▶ **AIM OF THE TASK**:
Each line from the one that contains "Output the text content of this document." to the end of the material must be set down exactly, and no line before it.

▶ **DATASET EXTRACT**:
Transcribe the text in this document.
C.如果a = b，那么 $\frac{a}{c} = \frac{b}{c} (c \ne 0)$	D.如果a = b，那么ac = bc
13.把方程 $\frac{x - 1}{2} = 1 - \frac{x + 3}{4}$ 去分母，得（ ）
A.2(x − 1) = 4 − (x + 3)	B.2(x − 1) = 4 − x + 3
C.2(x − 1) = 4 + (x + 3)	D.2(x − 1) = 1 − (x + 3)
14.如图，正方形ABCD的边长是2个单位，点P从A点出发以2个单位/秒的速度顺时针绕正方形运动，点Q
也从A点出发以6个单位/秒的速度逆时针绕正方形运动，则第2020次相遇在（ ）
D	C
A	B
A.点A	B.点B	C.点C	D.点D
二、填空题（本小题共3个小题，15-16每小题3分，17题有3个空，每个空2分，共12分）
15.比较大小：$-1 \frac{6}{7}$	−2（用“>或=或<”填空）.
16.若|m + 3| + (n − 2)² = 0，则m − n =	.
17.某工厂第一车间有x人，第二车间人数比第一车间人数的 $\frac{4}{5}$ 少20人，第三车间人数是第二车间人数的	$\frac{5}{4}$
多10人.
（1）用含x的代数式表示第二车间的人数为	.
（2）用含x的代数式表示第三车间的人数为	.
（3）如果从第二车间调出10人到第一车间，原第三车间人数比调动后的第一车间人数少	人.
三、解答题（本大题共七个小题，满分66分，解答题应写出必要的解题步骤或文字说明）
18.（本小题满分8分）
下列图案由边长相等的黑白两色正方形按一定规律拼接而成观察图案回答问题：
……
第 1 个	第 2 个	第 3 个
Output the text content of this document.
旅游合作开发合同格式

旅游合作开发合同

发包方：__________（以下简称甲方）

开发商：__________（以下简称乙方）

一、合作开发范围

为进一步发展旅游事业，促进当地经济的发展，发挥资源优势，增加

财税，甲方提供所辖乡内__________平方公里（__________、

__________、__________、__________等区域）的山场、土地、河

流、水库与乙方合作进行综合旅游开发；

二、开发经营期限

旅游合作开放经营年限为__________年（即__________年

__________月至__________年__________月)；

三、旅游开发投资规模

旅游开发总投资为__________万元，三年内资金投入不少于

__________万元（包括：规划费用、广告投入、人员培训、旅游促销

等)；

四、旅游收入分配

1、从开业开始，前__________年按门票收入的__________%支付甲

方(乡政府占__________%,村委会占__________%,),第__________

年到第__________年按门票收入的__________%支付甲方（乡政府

▶ **ANSWER IN FULL**:
Output the text content of this document.
旅游合作开发合同格式

旅游合作开发合同

发包方：__________（以下简称甲方）

开发商：__________（以下简称乙方）

一、合作开发范围

为进一步发展旅游事业，促进当地经济的发展，发挥资源优势，增加

财税，甲方提供所辖乡内__________平方公里（__________、

__________、__________、__________等区域）的山场、土地、河

流、水库与乙方合作进行综合旅游开发；

二、开发经营期限

旅游合作开放经营年限为__________年（即__________年

__________月至__________年__________月)；

三、旅游开发投资规模

旅游开发总投资为__________万元，三年内资金投入不少于

__________万元（包括：规划费用、广告投入、人员培训、旅游促销

等)；

四、旅游收入分配

1、从开业开始，前__________年按门票收入的__________%支付甲

方(乡政府占__________%,村委会占__________%,),第__________

年到第__________年按门票收入的__________%支付甲方（乡政府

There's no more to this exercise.